» Brief: Identify every line containing the word "social" and reproduce each one.

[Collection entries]
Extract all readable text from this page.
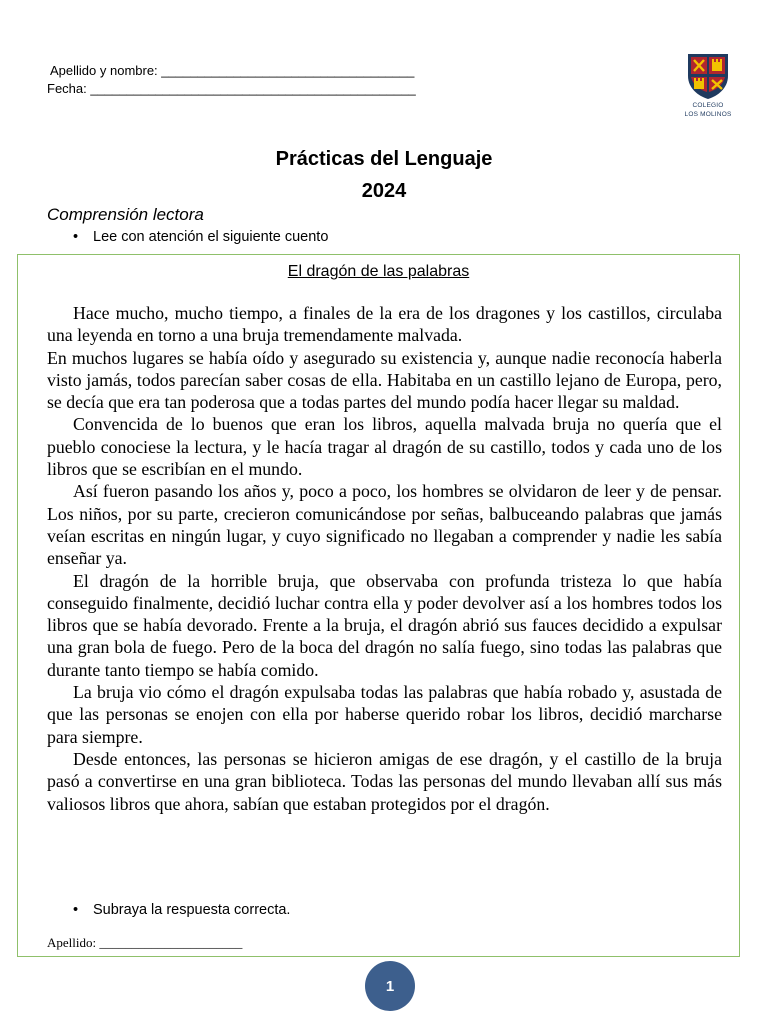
Apellido y nombre: ___________________________________
Fecha: _____________________________________________
COLEGIO
LOS MOLINOS
Prácticas del Lenguaje
2024
Comprensión lectora
• Lee con atención el siguiente cuento
El dragón de las palabras

Hace mucho, mucho tiempo, a finales de la era de los dragones y los castillos, circulaba una leyenda en torno a una bruja tremendamente malvada.

En muchos lugares se había oído y asegurado su existencia y, aunque nadie reconocía haberla visto jamás, todos parecían saber cosas de ella. Habitaba en un castillo lejano de Europa, pero, se decía que era tan poderosa que a todas partes del mundo podía hacer llegar su maldad.

Convencida de lo buenos que eran los libros, aquella malvada bruja no quería que el pueblo conociese la lectura, y le hacía tragar al dragón de su castillo, todos y cada uno de los libros que se escribían en el mundo.

Así fueron pasando los años y, poco a poco, los hombres se olvidaron de leer y de pensar. Los niños, por su parte, crecieron comunicándose por señas, balbuceando palabras que jamás veían escritas en ningún lugar, y cuyo significado no llegaban a comprender y nadie les sabía enseñar ya.

El dragón de la horrible bruja, que observaba con profunda tristeza lo que había conseguido finalmente, decidió luchar contra ella y poder devolver así a los hombres todos los libros que se había devorado. Frente a la bruja, el dragón abrió sus fauces decidido a expulsar una gran bola de fuego. Pero de la boca del dragón no salía fuego, sino todas las palabras que durante tanto tiempo se había comido.

La bruja vio cómo el dragón expulsaba todas las palabras que había robado y, asustada de que las personas se enojen con ella por haberse querido robar los libros, decidió marcharse para siempre.

Desde entonces, las personas se hicieron amigas de ese dragón, y el castillo de la bruja pasó a convertirse en una gran biblioteca. Todas las personas del mundo llevaban allí sus más valiosos libros que ahora, sabían que estaban protegidos por el dragón.

• Subraya la respuesta correcta.
Apellido: ______________________
1
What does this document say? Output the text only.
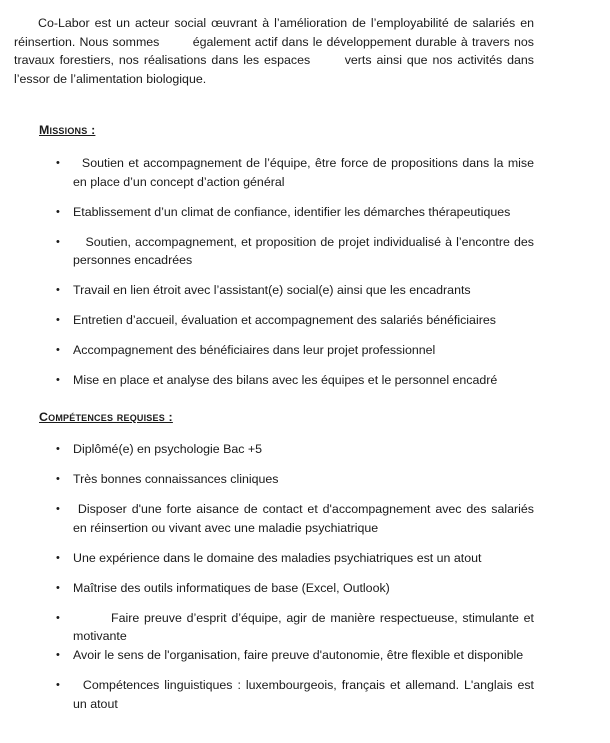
Co-Labor est un acteur social œuvrant à l’amélioration de l’employabilité de salariés en réinsertion. Nous sommes        également actif dans le développement durable à travers nos travaux forestiers, nos réalisations dans les espaces       verts ainsi que nos activités dans l’essor de l’alimentation biologique.

Missions :
• Soutien et accompagnement de l’équipe, être force de propositions dans la mise en place d’un concept d’action général
• Etablissement d’un climat de confiance, identifier les démarches thérapeutiques
• Soutien, accompagnement, et proposition de projet individualisé à l’encontre des personnes encadrées
• Travail en lien étroit avec l’assistant(e) social(e) ainsi que les encadrants
• Entretien d’accueil, évaluation et accompagnement des salariés bénéficiaires
• Accompagnement des bénéficiaires dans leur projet professionnel
• Mise en place et analyse des bilans avec les équipes et le personnel encadré
Compétences requises :
• Diplômé(e) en psychologie Bac +5
• Très bonnes connaissances cliniques
• Disposer d'une forte aisance de contact et d'accompagnement avec des salariés en réinsertion ou vivant avec une maladie psychiatrique
• Une expérience dans le domaine des maladies psychiatriques est un atout
• Maîtrise des outils informatiques de base (Excel, Outlook)
• Faire preuve d’esprit d’équipe, agir de manière respectueuse, stimulante et motivante
• Avoir le sens de l'organisation, faire preuve d'autonomie, être flexible et disponible
• Compétences linguistiques : luxembourgeois, français et allemand. L'anglais est un atout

» Finished exercise:
Co-Labor est un acteur social œuvrant à l’amélioration de l’employabilité de salariés en réinsertion. Nous sommes        également actif dans le développement durable à travers nos travaux forestiers, nos réalisations dans les espaces       verts ainsi que nos activités dans l’essor de l’alimentation biologique.
• Travail en lien étroit avec l’assistant(e) social(e) ainsi que les encadrants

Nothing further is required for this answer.